Which lines in the data below contain the word "report"? Gather each one and copy it in full.

╭─ LISTED ENTRIES

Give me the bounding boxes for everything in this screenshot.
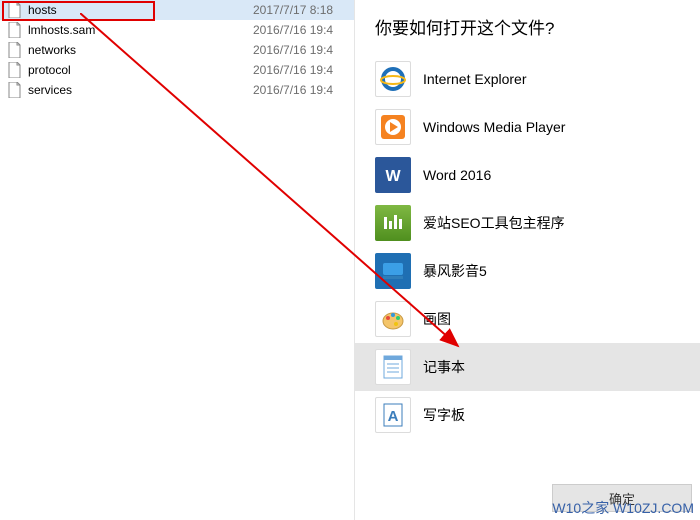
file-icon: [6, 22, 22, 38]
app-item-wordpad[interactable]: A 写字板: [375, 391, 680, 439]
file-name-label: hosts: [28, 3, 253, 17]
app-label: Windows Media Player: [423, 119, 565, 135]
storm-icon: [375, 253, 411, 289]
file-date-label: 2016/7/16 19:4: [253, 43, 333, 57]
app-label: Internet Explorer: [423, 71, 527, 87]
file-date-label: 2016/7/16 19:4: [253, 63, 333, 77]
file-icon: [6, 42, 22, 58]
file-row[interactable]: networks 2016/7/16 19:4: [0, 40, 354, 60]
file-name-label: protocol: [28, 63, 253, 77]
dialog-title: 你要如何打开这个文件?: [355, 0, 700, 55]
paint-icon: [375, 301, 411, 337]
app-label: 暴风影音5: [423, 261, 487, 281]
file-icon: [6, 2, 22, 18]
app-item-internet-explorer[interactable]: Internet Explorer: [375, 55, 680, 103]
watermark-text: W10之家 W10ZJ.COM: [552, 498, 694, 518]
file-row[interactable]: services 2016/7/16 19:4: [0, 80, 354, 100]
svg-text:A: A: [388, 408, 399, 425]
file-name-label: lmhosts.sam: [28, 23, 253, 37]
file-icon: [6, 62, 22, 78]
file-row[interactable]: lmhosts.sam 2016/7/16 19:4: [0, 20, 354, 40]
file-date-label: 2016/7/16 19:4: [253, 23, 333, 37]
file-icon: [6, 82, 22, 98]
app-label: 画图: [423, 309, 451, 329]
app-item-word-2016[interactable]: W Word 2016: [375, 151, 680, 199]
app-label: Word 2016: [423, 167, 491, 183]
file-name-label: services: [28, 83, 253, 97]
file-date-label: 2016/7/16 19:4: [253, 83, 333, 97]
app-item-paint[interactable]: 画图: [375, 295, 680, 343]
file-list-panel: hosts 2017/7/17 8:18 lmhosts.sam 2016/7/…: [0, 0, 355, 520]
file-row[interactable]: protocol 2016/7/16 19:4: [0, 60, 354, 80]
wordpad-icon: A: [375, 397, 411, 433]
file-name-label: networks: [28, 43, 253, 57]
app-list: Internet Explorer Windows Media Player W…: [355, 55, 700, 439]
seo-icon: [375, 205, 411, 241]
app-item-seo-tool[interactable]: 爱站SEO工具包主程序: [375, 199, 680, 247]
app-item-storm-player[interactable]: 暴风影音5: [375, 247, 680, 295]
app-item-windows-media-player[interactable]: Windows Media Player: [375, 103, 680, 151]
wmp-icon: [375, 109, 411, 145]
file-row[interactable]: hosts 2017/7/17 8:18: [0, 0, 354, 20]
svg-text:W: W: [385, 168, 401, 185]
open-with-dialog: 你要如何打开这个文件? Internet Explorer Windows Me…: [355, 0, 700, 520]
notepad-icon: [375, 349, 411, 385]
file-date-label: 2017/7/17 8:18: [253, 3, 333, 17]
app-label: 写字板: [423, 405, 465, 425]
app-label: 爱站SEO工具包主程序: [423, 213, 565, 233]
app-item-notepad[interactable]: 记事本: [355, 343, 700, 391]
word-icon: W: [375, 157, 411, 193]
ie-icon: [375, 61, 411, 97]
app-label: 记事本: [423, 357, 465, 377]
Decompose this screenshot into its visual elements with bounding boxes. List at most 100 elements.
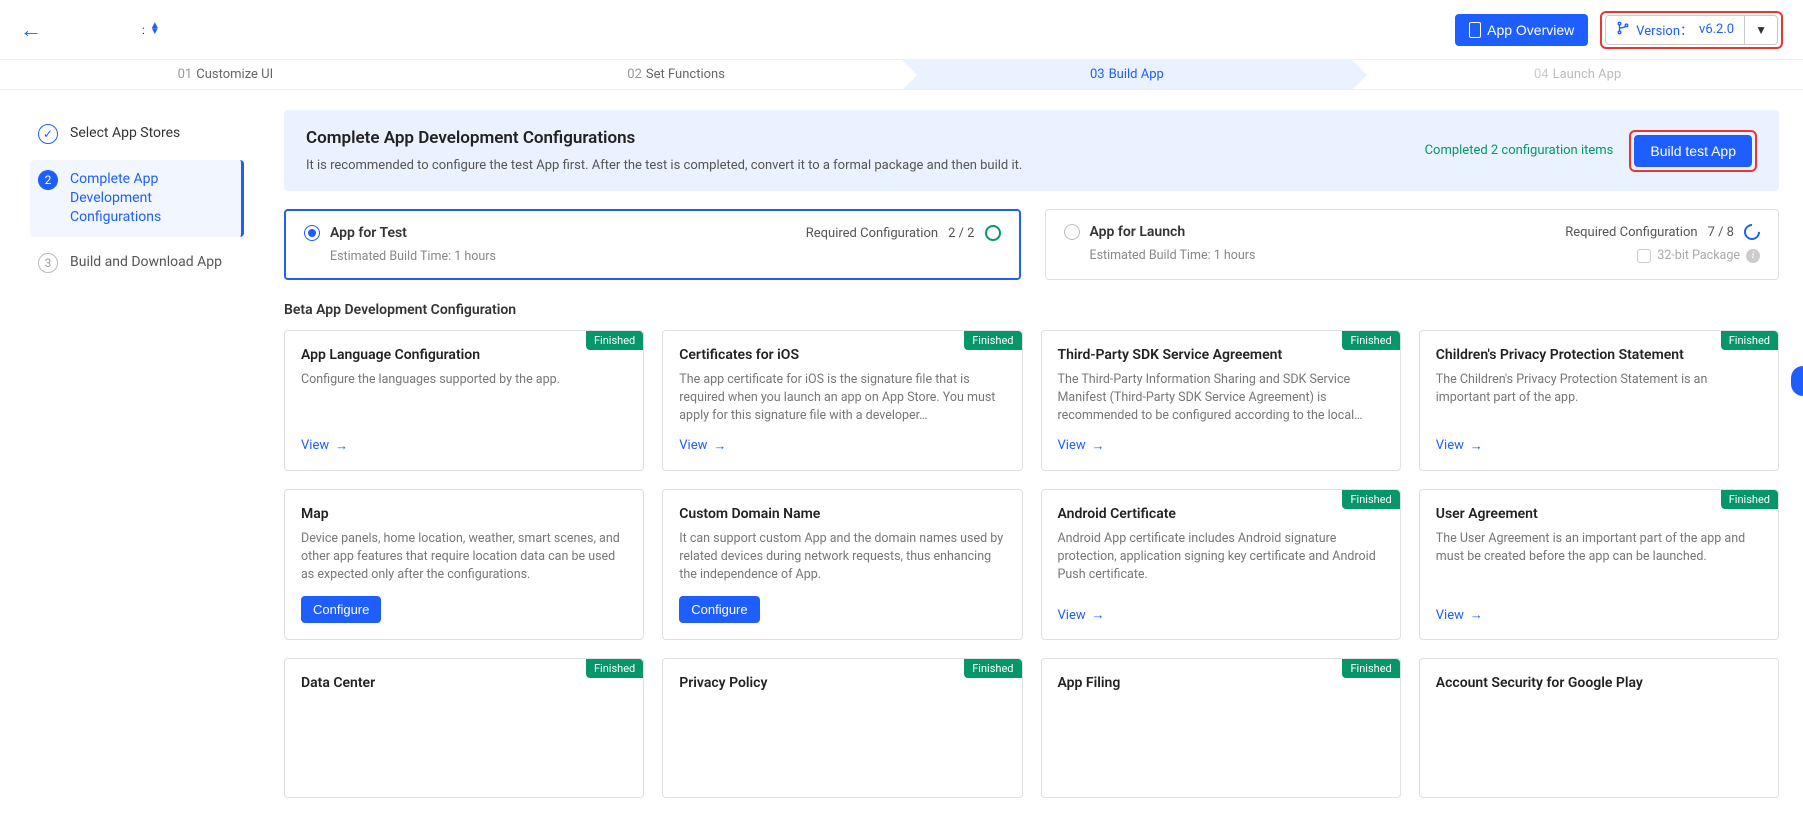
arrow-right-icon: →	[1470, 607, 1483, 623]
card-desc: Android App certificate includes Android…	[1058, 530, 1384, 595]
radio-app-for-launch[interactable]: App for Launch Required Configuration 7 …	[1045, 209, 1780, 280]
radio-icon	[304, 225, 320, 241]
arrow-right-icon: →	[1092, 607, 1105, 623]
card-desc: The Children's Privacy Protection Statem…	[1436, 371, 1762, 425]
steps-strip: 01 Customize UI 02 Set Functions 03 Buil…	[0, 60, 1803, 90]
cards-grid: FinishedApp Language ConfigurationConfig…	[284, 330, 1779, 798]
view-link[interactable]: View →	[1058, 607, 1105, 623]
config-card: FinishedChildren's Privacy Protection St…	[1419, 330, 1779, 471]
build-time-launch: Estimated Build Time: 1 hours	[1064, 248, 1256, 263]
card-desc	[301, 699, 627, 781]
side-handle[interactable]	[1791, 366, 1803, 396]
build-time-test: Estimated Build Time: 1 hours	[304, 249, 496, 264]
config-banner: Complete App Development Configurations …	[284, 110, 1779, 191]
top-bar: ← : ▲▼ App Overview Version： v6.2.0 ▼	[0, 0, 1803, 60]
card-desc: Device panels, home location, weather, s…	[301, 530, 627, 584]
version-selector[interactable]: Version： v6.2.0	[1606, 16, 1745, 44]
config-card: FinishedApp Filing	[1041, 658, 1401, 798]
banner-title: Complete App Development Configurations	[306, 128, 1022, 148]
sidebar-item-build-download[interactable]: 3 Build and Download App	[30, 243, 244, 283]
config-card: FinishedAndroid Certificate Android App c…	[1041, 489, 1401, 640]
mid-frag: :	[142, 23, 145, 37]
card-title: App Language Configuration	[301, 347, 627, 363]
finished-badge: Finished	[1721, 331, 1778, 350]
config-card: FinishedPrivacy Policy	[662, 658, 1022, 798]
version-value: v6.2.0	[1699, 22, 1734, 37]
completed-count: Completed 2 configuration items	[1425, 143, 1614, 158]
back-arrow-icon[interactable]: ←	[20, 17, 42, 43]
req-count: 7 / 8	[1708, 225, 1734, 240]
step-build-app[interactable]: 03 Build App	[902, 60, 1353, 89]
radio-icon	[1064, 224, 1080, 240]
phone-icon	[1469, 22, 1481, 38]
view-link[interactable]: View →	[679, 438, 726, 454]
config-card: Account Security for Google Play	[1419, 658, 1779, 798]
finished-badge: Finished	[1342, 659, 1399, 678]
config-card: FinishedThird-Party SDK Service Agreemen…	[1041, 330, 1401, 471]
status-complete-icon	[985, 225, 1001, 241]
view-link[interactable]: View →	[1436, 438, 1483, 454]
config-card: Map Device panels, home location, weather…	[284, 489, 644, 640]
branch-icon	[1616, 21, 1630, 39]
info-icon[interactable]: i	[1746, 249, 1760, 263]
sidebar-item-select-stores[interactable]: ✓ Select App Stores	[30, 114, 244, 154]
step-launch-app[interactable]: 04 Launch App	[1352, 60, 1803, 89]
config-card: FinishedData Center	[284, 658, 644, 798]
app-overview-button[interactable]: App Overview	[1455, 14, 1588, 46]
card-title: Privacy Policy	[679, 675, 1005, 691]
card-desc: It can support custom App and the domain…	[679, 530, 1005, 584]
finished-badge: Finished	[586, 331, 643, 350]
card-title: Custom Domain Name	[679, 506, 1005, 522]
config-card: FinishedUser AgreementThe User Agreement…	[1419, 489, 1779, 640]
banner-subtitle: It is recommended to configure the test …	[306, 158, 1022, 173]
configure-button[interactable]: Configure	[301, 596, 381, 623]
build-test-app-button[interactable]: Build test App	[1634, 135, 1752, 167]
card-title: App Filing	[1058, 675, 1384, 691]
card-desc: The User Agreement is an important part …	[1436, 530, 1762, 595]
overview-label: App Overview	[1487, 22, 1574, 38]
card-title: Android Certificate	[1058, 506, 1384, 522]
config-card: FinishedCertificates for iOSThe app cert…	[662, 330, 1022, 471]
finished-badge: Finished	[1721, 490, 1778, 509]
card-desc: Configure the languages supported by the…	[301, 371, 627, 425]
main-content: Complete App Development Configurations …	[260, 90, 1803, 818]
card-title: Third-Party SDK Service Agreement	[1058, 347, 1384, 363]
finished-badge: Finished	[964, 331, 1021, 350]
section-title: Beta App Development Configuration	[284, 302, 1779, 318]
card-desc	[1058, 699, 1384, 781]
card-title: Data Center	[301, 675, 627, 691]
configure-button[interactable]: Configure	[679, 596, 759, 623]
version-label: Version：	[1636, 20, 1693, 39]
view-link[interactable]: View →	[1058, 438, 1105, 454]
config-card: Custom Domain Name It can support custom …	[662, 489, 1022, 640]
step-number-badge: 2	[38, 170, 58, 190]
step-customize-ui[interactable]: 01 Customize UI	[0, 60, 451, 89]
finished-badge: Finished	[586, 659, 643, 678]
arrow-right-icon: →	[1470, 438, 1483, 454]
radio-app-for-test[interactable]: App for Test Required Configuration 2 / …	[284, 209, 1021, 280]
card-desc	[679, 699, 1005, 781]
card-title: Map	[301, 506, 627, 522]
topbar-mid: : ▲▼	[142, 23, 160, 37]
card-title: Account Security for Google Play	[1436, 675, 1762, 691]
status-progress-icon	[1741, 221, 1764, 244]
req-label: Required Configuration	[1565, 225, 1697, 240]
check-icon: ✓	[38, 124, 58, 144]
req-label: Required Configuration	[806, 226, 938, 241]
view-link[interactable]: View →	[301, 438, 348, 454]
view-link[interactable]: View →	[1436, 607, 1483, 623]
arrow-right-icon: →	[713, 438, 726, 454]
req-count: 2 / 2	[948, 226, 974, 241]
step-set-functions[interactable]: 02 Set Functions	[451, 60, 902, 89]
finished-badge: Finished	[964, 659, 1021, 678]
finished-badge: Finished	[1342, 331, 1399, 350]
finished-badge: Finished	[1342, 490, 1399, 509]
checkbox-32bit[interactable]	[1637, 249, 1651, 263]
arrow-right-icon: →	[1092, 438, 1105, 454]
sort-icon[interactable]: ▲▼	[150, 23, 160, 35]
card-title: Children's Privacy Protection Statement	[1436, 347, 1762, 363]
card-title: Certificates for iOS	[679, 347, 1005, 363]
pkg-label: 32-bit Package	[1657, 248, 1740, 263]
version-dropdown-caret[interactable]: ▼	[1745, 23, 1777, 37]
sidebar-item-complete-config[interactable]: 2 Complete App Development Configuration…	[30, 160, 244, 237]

╰─
╭─ LISTED ENTRIES

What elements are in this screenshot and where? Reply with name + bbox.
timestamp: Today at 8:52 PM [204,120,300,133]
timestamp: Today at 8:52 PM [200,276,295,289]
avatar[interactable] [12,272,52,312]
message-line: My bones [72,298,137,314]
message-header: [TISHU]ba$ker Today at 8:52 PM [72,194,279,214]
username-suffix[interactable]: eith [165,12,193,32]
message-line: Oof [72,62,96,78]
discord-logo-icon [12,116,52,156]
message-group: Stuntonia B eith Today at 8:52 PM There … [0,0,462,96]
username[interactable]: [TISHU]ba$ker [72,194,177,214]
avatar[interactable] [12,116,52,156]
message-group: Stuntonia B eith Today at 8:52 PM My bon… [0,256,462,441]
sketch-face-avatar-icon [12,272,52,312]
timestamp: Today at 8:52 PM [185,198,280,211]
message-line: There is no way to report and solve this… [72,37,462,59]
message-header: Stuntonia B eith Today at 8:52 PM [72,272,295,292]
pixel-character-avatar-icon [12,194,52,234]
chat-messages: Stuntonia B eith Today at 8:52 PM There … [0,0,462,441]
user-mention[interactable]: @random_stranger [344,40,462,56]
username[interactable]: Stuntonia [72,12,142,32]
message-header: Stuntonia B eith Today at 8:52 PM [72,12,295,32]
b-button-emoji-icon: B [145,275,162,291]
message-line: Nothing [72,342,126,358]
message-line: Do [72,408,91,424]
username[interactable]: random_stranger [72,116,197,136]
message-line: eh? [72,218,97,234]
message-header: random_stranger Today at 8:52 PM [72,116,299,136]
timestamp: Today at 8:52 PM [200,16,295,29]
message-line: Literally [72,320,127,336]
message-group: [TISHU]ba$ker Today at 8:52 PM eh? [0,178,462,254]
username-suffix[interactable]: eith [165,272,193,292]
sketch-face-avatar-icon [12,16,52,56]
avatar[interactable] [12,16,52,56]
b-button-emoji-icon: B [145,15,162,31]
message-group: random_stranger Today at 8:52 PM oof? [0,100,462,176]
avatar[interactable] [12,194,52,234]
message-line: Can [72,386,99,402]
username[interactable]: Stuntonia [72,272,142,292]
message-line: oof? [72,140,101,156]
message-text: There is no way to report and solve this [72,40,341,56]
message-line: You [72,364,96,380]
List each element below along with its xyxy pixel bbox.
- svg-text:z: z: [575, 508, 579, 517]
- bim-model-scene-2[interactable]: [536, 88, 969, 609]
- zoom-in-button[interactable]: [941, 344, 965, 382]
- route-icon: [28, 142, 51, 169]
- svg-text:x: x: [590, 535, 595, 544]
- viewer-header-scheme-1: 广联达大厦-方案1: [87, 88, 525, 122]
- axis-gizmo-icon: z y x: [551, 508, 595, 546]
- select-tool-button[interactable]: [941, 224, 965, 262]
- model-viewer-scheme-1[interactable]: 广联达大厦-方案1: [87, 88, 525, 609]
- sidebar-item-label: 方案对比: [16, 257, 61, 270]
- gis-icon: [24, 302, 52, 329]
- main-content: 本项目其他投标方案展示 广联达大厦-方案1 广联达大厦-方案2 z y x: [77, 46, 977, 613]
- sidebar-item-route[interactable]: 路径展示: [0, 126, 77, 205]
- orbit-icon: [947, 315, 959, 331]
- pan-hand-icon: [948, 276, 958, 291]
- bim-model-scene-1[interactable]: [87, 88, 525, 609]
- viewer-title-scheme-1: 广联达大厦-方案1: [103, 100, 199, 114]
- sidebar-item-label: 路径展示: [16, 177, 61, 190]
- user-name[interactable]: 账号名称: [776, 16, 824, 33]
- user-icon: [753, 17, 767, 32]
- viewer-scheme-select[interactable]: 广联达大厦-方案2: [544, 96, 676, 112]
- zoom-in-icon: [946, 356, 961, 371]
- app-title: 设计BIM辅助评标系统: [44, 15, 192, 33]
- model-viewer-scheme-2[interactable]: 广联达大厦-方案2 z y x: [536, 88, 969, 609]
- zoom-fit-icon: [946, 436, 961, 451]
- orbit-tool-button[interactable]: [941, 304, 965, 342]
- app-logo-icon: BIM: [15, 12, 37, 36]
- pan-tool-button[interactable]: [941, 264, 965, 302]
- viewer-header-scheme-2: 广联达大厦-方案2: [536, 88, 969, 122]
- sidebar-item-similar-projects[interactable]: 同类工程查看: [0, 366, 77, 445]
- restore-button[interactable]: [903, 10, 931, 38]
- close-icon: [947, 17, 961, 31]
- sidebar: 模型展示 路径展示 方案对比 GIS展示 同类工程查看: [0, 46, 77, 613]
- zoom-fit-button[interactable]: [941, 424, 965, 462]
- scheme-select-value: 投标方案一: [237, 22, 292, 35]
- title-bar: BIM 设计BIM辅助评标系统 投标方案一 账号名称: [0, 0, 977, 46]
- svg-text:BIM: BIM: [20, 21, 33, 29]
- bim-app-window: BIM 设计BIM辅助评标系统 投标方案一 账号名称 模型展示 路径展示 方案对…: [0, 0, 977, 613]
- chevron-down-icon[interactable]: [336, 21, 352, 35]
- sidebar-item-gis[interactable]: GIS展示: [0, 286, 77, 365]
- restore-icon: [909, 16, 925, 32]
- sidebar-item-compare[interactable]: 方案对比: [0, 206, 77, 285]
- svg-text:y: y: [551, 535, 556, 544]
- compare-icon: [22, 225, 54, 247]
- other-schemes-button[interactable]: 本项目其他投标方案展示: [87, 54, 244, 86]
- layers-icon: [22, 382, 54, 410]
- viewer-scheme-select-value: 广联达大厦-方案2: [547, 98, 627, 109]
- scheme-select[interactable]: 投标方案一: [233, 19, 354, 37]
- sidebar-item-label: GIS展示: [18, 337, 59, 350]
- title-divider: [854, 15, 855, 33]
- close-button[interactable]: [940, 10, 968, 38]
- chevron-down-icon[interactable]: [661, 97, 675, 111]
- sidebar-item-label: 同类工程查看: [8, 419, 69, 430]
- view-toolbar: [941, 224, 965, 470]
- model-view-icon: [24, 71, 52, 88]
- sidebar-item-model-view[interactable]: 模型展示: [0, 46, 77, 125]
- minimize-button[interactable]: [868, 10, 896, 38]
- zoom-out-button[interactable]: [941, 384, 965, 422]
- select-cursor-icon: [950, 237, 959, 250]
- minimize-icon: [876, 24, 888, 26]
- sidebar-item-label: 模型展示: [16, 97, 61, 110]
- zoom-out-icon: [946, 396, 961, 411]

╰─

→ **RESULT OF THIS TASK**:
message-line: There is no way to report and solve this… [72,37,462,59]
message-text: There is no way to report and solve this [72,40,341,56]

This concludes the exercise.